↓
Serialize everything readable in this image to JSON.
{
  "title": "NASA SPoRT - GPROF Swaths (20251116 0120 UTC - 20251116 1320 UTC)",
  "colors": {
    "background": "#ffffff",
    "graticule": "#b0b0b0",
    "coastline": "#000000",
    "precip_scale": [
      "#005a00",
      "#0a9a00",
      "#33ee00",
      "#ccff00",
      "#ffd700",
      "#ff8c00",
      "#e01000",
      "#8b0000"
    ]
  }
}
↑
THE EXERCISE: Reproduce the material in full, with no word added or dropped.

RESPONSE TO THE EXERCISE:
Serialize everything readable in this image to JSON.
{
  "title": "NASA SPoRT - GPROF Swaths (20251116 0120 UTC - 20251116 1320 UTC)",
  "colors": {
    "background": "#ffffff",
    "graticule": "#b0b0b0",
    "coastline": "#000000",
    "precip_scale": [
      "#005a00",
      "#0a9a00",
      "#33ee00",
      "#ccff00",
      "#ffd700",
      "#ff8c00",
      "#e01000",
      "#8b0000"
    ]
  }
}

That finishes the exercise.